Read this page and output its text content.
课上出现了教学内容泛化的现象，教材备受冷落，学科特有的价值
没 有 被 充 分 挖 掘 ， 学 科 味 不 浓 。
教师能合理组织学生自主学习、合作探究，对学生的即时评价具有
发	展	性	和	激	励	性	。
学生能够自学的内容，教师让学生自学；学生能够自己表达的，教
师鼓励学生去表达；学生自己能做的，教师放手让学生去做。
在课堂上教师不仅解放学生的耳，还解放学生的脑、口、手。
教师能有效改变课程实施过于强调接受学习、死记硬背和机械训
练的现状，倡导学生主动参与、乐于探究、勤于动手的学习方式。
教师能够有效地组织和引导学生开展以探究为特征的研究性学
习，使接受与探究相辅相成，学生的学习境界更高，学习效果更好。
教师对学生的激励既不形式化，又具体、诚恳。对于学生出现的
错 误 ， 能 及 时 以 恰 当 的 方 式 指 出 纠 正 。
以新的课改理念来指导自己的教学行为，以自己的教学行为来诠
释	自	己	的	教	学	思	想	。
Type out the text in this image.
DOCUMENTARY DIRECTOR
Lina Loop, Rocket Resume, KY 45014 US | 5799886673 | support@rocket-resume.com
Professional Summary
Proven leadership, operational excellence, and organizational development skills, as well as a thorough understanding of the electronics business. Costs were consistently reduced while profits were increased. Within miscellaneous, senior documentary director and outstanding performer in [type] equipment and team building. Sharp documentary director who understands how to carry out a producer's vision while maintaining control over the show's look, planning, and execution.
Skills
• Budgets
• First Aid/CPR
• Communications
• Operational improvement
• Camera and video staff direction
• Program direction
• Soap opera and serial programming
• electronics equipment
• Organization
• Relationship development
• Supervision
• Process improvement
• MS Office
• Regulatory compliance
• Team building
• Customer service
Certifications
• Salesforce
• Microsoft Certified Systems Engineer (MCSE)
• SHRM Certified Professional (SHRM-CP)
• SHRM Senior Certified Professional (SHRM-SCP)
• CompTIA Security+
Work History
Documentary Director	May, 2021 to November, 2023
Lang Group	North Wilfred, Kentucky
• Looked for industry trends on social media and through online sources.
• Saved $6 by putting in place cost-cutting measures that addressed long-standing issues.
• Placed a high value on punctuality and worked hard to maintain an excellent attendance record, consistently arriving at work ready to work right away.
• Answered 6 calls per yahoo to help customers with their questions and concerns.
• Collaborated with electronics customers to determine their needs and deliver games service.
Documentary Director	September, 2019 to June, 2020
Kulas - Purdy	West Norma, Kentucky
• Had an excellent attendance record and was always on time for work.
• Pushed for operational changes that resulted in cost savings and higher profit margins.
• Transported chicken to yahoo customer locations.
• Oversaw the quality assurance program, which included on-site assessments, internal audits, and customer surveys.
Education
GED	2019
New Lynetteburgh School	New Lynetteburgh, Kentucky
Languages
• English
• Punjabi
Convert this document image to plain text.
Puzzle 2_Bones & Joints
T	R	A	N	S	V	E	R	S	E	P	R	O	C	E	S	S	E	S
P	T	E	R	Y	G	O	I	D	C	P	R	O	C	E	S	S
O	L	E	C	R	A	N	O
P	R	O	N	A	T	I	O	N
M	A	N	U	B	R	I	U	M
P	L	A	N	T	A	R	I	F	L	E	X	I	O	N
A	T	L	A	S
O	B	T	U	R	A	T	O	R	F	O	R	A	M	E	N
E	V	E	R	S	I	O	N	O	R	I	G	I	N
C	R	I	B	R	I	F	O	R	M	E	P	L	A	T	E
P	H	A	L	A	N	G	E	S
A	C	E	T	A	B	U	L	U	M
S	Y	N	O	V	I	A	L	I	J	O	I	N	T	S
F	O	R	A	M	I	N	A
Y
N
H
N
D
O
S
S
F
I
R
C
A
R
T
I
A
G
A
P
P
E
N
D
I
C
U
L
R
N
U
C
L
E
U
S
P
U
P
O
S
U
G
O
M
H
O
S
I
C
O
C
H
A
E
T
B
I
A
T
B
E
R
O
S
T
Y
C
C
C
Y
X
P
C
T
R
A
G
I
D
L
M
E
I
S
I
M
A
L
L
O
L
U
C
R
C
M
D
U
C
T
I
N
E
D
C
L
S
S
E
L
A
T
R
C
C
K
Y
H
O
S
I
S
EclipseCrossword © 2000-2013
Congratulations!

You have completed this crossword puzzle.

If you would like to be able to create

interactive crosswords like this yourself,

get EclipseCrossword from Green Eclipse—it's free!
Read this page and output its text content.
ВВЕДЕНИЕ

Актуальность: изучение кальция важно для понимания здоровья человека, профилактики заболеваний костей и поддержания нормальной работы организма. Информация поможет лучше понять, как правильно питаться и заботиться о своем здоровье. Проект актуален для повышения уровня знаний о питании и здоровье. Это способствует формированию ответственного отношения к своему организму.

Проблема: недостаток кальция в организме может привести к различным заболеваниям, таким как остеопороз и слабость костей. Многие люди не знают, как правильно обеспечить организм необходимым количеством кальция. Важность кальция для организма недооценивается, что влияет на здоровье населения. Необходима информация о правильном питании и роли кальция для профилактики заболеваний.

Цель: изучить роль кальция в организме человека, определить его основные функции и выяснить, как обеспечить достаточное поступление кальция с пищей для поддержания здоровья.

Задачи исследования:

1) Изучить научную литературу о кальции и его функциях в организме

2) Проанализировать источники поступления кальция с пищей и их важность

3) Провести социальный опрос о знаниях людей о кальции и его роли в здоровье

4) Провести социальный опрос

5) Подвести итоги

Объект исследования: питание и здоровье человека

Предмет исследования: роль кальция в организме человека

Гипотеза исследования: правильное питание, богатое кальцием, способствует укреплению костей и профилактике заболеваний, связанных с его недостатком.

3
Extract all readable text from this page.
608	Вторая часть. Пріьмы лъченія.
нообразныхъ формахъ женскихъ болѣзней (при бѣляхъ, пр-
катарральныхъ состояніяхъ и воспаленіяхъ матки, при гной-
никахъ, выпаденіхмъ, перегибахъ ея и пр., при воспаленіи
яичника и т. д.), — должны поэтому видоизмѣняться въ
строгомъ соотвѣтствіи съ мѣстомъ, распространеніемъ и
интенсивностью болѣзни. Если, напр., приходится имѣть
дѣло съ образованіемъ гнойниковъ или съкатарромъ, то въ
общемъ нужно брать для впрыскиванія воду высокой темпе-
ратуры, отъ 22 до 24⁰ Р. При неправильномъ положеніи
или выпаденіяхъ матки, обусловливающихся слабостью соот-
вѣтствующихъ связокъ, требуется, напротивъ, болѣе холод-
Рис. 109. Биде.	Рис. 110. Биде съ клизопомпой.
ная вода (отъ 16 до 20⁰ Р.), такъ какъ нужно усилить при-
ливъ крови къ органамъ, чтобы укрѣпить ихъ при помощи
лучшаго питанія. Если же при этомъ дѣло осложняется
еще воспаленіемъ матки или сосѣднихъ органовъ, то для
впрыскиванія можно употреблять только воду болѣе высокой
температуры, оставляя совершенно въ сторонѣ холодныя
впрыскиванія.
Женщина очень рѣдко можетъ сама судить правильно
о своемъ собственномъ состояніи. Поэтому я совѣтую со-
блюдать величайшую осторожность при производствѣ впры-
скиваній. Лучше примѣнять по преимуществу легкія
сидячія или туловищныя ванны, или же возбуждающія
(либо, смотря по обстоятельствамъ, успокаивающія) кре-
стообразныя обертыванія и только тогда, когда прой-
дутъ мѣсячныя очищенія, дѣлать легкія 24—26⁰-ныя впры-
----
Quote the data in full, keeping each word unchanged.

§ Result:
Read this page and output its text content.
课上出现了教学内容泛化的现象，教材备受冷落，学科特有的价值
没 有 被 充 分 挖 掘 ， 学 科 味 不 浓 。
教师能合理组织学生自主学习、合作探究，对学生的即时评价具有
发	展	性	和	激	励	性	。
学生能够自学的内容，教师让学生自学；学生能够自己表达的，教
师鼓励学生去表达；学生自己能做的，教师放手让学生去做。
在课堂上教师不仅解放学生的耳，还解放学生的脑、口、手。
教师能有效改变课程实施过于强调接受学习、死记硬背和机械训
练的现状，倡导学生主动参与、乐于探究、勤于动手的学习方式。
教师能够有效地组织和引导学生开展以探究为特征的研究性学
习，使接受与探究相辅相成，学生的学习境界更高，学习效果更好。
教师对学生的激励既不形式化，又具体、诚恳。对于学生出现的
错 误 ， 能 及 时 以 恰 当 的 方 式 指 出 纠 正 。
以新的课改理念来指导自己的教学行为，以自己的教学行为来诠
释	自	己	的	教	学	思	想	。
Type out the text in this image.
DOCUMENTARY DIRECTOR
Lina Loop, Rocket Resume, KY 45014 US | 5799886673 | support@rocket-resume.com
Professional Summary
Proven leadership, operational excellence, and organizational development skills, as well as a thorough understanding of the electronics business. Costs were consistently reduced while profits were increased. Within miscellaneous, senior documentary director and outstanding performer in [type] equipment and team building. Sharp documentary director who understands how to carry out a producer's vision while maintaining control over the show's look, planning, and execution.
Skills
• Budgets
• First Aid/CPR
• Communications
• Operational improvement
• Camera and video staff direction
• Program direction
• Soap opera and serial programming
• electronics equipment
• Organization
• Relationship development
• Supervision
• Process improvement
• MS Office
• Regulatory compliance
• Team building
• Customer service
Certifications
• Salesforce
• Microsoft Certified Systems Engineer (MCSE)
• SHRM Certified Professional (SHRM-CP)
• SHRM Senior Certified Professional (SHRM-SCP)
• CompTIA Security+
Work History
Documentary Director	May, 2021 to November, 2023
Lang Group	North Wilfred, Kentucky
• Looked for industry trends on social media and through online sources.
• Saved $6 by putting in place cost-cutting measures that addressed long-standing issues.
• Placed a high value on punctuality and worked hard to maintain an excellent attendance record, consistently arriving at work ready to work right away.
• Answered 6 calls per yahoo to help customers with their questions and concerns.
• Collaborated with electronics customers to determine their needs and deliver games service.
Documentary Director	September, 2019 to June, 2020
Kulas - Purdy	West Norma, Kentucky
• Had an excellent attendance record and was always on time for work.
• Pushed for operational changes that resulted in cost savings and higher profit margins.
• Transported chicken to yahoo customer locations.
• Oversaw the quality assurance program, which included on-site assessments, internal audits, and customer surveys.
Education
GED	2019
New Lynetteburgh School	New Lynetteburgh, Kentucky
Languages
• English
• Punjabi
Convert this document image to plain text.
Puzzle 2_Bones & Joints
T	R	A	N	S	V	E	R	S	E	P	R	O	C	E	S	S	E	S
P	T	E	R	Y	G	O	I	D	C	P	R	O	C	E	S	S
O	L	E	C	R	A	N	O
P	R	O	N	A	T	I	O	N
M	A	N	U	B	R	I	U	M
P	L	A	N	T	A	R	I	F	L	E	X	I	O	N
A	T	L	A	S
O	B	T	U	R	A	T	O	R	F	O	R	A	M	E	N
E	V	E	R	S	I	O	N	O	R	I	G	I	N
C	R	I	B	R	I	F	O	R	M	E	P	L	A	T	E
P	H	A	L	A	N	G	E	S
A	C	E	T	A	B	U	L	U	M
S	Y	N	O	V	I	A	L	I	J	O	I	N	T	S
F	O	R	A	M	I	N	A
Y
N
H
N
D
O
S
S
F
I
R
C
A
R
T
I
A
G
A
P
P
E
N
D
I
C
U
L
R
N
U
C
L
E
U
S
P
U
P
O
S
U
G
O
M
H
O
S
I
C
O
C
H
A
E
T
B
I
A
T
B
E
R
O
S
T
Y
C
C
C
Y
X
P
C
T
R
A
G
I
D
L
M
E
I
S
I
M
A
L
L
O
L
U
C
R
C
M
D
U
C
T
I
N
E
D
C
L
S
S
E
L
A
T
R
C
C
K
Y
H
O
S
I
S
EclipseCrossword © 2000-2013
Congratulations!

You have completed this crossword puzzle.

If you would like to be able to create

interactive crosswords like this yourself,

get EclipseCrossword from Green Eclipse—it's free!
Read this page and output its text content.
ВВЕДЕНИЕ

Актуальность: изучение кальция важно для понимания здоровья человека, профилактики заболеваний костей и поддержания нормальной работы организма. Информация поможет лучше понять, как правильно питаться и заботиться о своем здоровье. Проект актуален для повышения уровня знаний о питании и здоровье. Это способствует формированию ответственного отношения к своему организму.

Проблема: недостаток кальция в организме может привести к различным заболеваниям, таким как остеопороз и слабость костей. Многие люди не знают, как правильно обеспечить организм необходимым количеством кальция. Важность кальция для организма недооценивается, что влияет на здоровье населения. Необходима информация о правильном питании и роли кальция для профилактики заболеваний.

Цель: изучить роль кальция в организме человека, определить его основные функции и выяснить, как обеспечить достаточное поступление кальция с пищей для поддержания здоровья.

Задачи исследования:

1) Изучить научную литературу о кальции и его функциях в организме

2) Проанализировать источники поступления кальция с пищей и их важность

3) Провести социальный опрос о знаниях людей о кальции и его роли в здоровье

4) Провести социальный опрос

5) Подвести итоги

Объект исследования: питание и здоровье человека

Предмет исследования: роль кальция в организме человека

Гипотеза исследования: правильное питание, богатое кальцием, способствует укреплению костей и профилактике заболеваний, связанных с его недостатком.

3
Extract all readable text from this page.
608	Вторая часть. Пріьмы лъченія.
нообразныхъ формахъ женскихъ болѣзней (при бѣляхъ, пр-
катарральныхъ состояніяхъ и воспаленіяхъ матки, при гной-
никахъ, выпаденіхмъ, перегибахъ ея и пр., при воспаленіи
яичника и т. д.), — должны поэтому видоизмѣняться въ
строгомъ соотвѣтствіи съ мѣстомъ, распространеніемъ и
интенсивностью болѣзни. Если, напр., приходится имѣть
дѣло съ образованіемъ гнойниковъ или съкатарромъ, то въ
общемъ нужно брать для впрыскиванія воду высокой темпе-
ратуры, отъ 22 до 24⁰ Р. При неправильномъ положеніи
или выпаденіяхъ матки, обусловливающихся слабостью соот-
вѣтствующихъ связокъ, требуется, напротивъ, болѣе холод-
Рис. 109. Биде.	Рис. 110. Биде съ клизопомпой.
ная вода (отъ 16 до 20⁰ Р.), такъ какъ нужно усилить при-
ливъ крови къ органамъ, чтобы укрѣпить ихъ при помощи
лучшаго питанія. Если же при этомъ дѣло осложняется
еще воспаленіемъ матки или сосѣднихъ органовъ, то для
впрыскиванія можно употреблять только воду болѣе высокой
температуры, оставляя совершенно въ сторонѣ холодныя
впрыскиванія.
Женщина очень рѣдко можетъ сама судить правильно
о своемъ собственномъ состояніи. Поэтому я совѣтую со-
блюдать величайшую осторожность при производствѣ впры-
скиваній. Лучше примѣнять по преимуществу легкія
сидячія или туловищныя ванны, или же возбуждающія
(либо, смотря по обстоятельствамъ, успокаивающія) кре-
стообразныя обертыванія и только тогда, когда прой-
дутъ мѣсячныя очищенія, дѣлать легкія 24—26⁰-ныя впры-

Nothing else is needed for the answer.